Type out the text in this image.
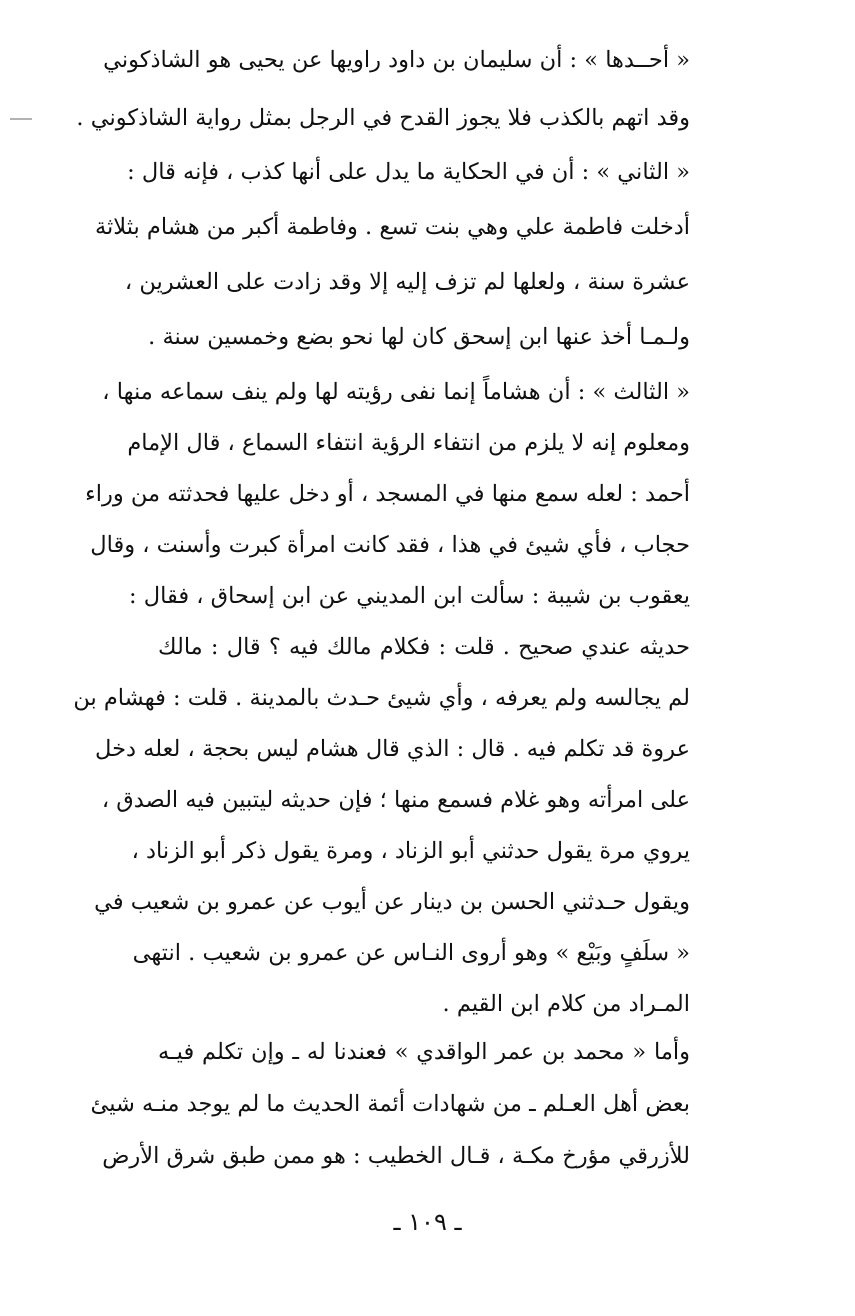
« أحــدها » : أن سليمان بن داود راويها عن يحيى هو الشاذكوني
وقد اتهم بالكذب فلا يجوز القدح في الرجل بمثل رواية الشاذكوني .
« الثاني » : أن في الحكاية ما يدل على أنها كذب ، فإنه قال :
أدخلت فاطمة علي وهي بنت تسع . وفاطمة أكبر من هشام بثلاثة
عشرة سنة ، ولعلها لم تزف إليه إلا وقد زادت على العشرين ،
ولـمـا أخذ عنها ابن إسحق كان لها نحو بضع وخمسين سنة .
« الثالث » : أن هشاماً إنما نفى رؤيته لها ولم ينف سماعه منها ،
ومعلوم إنه لا يلزم من انتفاء الرؤية انتفاء السماع ، قال الإمام
أحمد : لعله سمع منها في المسجد ، أو دخل عليها فحدثته من وراء
حجاب ، فأي شيئ في هذا ، فقد كانت امرأة كبرت وأسنت ، وقال
يعقوب بن شيبة : سألت ابن المديني عن ابن إسحاق ، فقال :
حديثه عندي صحيح . قلت : فكلام مالك فيه ؟ قال : مالك
لم يجالسه ولم يعرفه ، وأي شيئ حـدث بالمدينة . قلت : فهشام بن
عروة قد تكلم فيه . قال : الذي قال هشام ليس بحجة ، لعله دخل
على امرأته وهو غلام فسمع منها ؛ فإن حديثه ليتبين فيه الصدق ،
يروي مرة يقول حدثني أبو الزناد ، ومرة يقول ذكر أبو الزناد ،
ويقول حـدثني الحسن بن دينار عن أيوب عن عمرو بن شعيب في
« سلَفٍ وبَيْع » وهو أروى النـاس عن عمرو بن شعيب . انتهى
المـراد من كلام ابن القيم .
وأما « محمد بن عمر الواقدي » فعندنا له ـ وإن تكلم فيـه
بعض أهل العـلم ـ من شهادات أئمة الحديث ما لم يوجد منـه شيئ
للأزرقي مؤرخ مكـة ، قـال الخطيب : هو ممن طبق شرق الأرض
ـ ١٠٩ ـ
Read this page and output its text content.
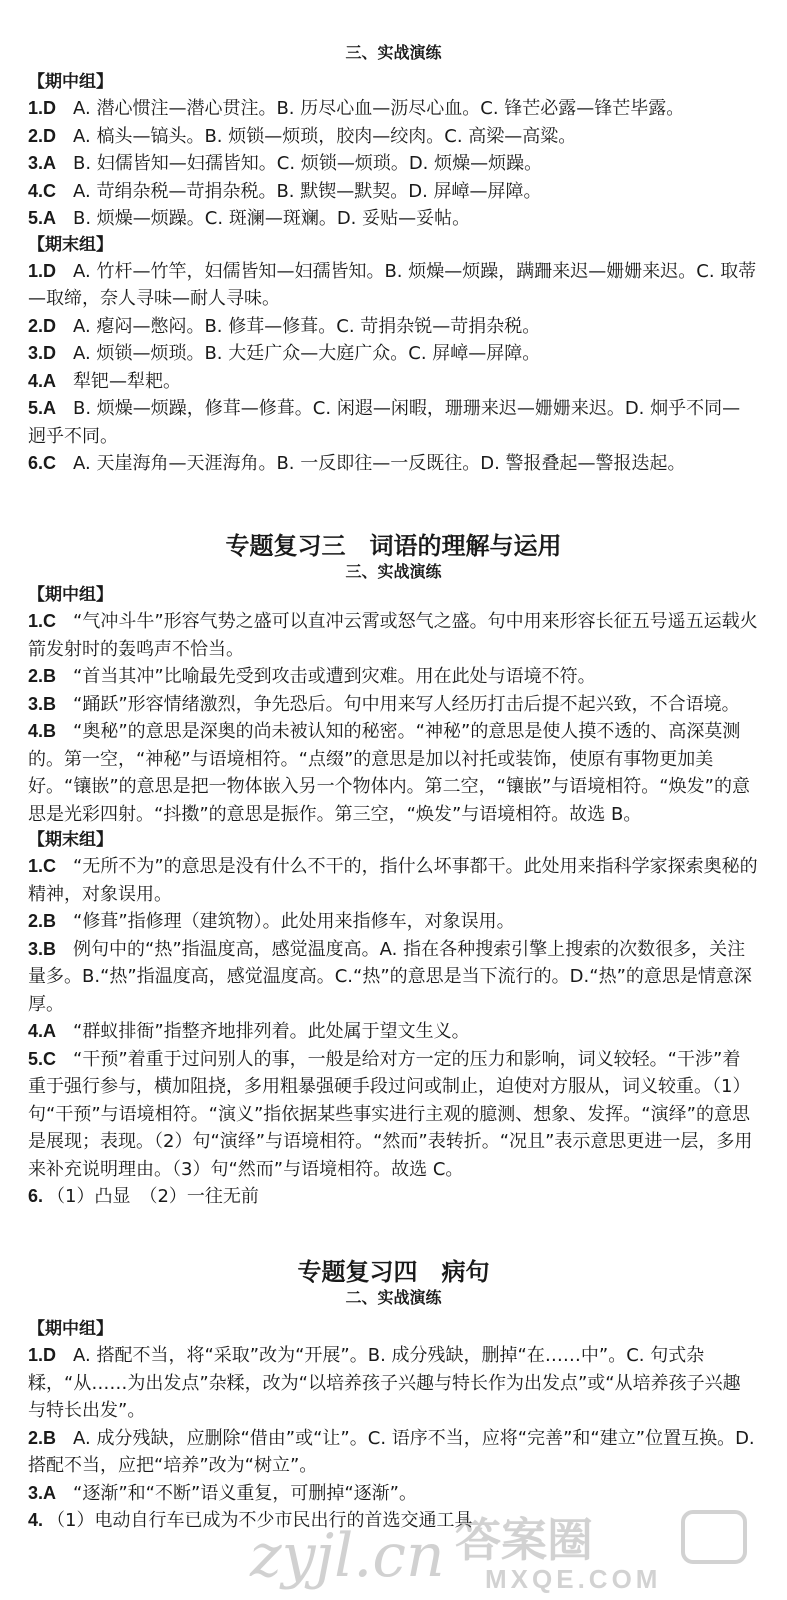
三、实战演练

【期中组】

1.D A. 潜心惯注—潜心贯注。B. 历尽心血—沥尽心血。C. 锋芒必露—锋芒毕露。
2.D A. 槁头—镐头。B. 烦锁—烦琐，胶肉—绞肉。C. 高梁—高粱。
3.A B. 妇儒皆知—妇孺皆知。C. 烦锁—烦琐。D. 烦燥—烦躁。
4.C A. 苛绢杂税—苛捐杂税。B. 默锲—默契。D. 屏嶂—屏障。
5.A B. 烦燥—烦躁。C. 斑澜—斑斓。D. 妥贴—妥帖。

【期末组】

1.D A. 竹杆—竹竿，妇儒皆知—妇孺皆知。B. 烦燥—烦躁，蹒跚来迟—姗姗来迟。C. 取蒂—取缔，奈人寻味—耐人寻味。
2.D A. 瘪闷—憋闷。B. 修茸—修葺。C. 苛捐杂锐—苛捐杂税。
3.D A. 烦锁—烦琐。B. 大廷广众—大庭广众。C. 屏嶂—屏障。
4.A 犁钯—犁耙。
5.A B. 烦燥—烦躁，修茸—修葺。C. 闲遐—闲暇，珊珊来迟—姗姗来迟。D. 炯乎不同—迥乎不同。
6.C A. 天崖海角—天涯海角。B. 一反即往—一反既往。D. 警报叠起—警报迭起。

专题复习三　词语的理解与运用

三、实战演练

【期中组】

1.C “气冲斗牛”形容气势之盛可以直冲云霄或怒气之盛。句中用来形容长征五号遥五运载火箭发射时的轰鸣声不恰当。
2.B “首当其冲”比喻最先受到攻击或遭到灾难。用在此处与语境不符。
3.B “踊跃”形容情绪激烈，争先恐后。句中用来写人经历打击后提不起兴致，不合语境。
4.B “奥秘”的意思是深奥的尚未被认知的秘密。“神秘”的意思是使人摸不透的、高深莫测的。第一空，“神秘”与语境相符。“点缀”的意思是加以衬托或装饰，使原有事物更加美好。“镶嵌”的意思是把一物体嵌入另一个物体内。第二空，“镶嵌”与语境相符。“焕发”的意思是光彩四射。“抖擞”的意思是振作。第三空，“焕发”与语境相符。故选 B。

【期末组】

1.C “无所不为”的意思是没有什么不干的，指什么坏事都干。此处用来指科学家探索奥秘的精神，对象误用。
2.B “修葺”指修理（建筑物）。此处用来指修车，对象误用。
3.B 例句中的“热”指温度高，感觉温度高。A. 指在各种搜索引擎上搜索的次数很多，关注量多。B.“热”指温度高，感觉温度高。C.“热”的意思是当下流行的。D.“热”的意思是情意深厚。
4.A “群蚁排衙”指整齐地排列着。此处属于望文生义。
5.C “干预”着重于过问别人的事，一般是给对方一定的压力和影响，词义较轻。“干涉”着重于强行参与，横加阻挠，多用粗暴强硬手段过问或制止，迫使对方服从，词义较重。（1）句“干预”与语境相符。“演义”指依据某些事实进行主观的臆测、想象、发挥。“演绎”的意思是展现；表现。（2）句“演绎”与语境相符。“然而”表转折。“况且”表示意思更进一层，多用来补充说明理由。（3）句“然而”与语境相符。故选 C。
6. （1）凸显　（2）一往无前

专题复习四　病句

二、实战演练

【期中组】

1.D A. 搭配不当，将“采取”改为“开展”。B. 成分残缺，删掉“在……中”。C. 句式杂糅，“从……为出发点”杂糅，改为“以培养孩子兴趣与特长作为出发点”或“从培养孩子兴趣与特长出发”。
2.B A. 成分残缺，应删除“借由”或“让”。C. 语序不当，应将“完善”和“建立”位置互换。D. 搭配不当，应把“培养”改为“树立”。
3.A “逐渐”和“不断”语义重复，可删掉“逐渐”。
4. （1）电动自行车已成为不少市民出行的首选交通工具
答案圈
MXQE.COM
zyjl.cn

= = = = = = =

**PROBLEM TO WORK ON**
Lines containing the word "منها" must all be returned from the material above.

**TASK RESULT**
« الثالث » : أن هشاماً إنما نفى رؤيته لها ولم ينف سماعه منها ،
أحمد : لعله سمع منها في المسجد ، أو دخل عليها فحدثته من وراء
على امرأته وهو غلام فسمع منها ؛ فإن حديثه ليتبين فيه الصدق ،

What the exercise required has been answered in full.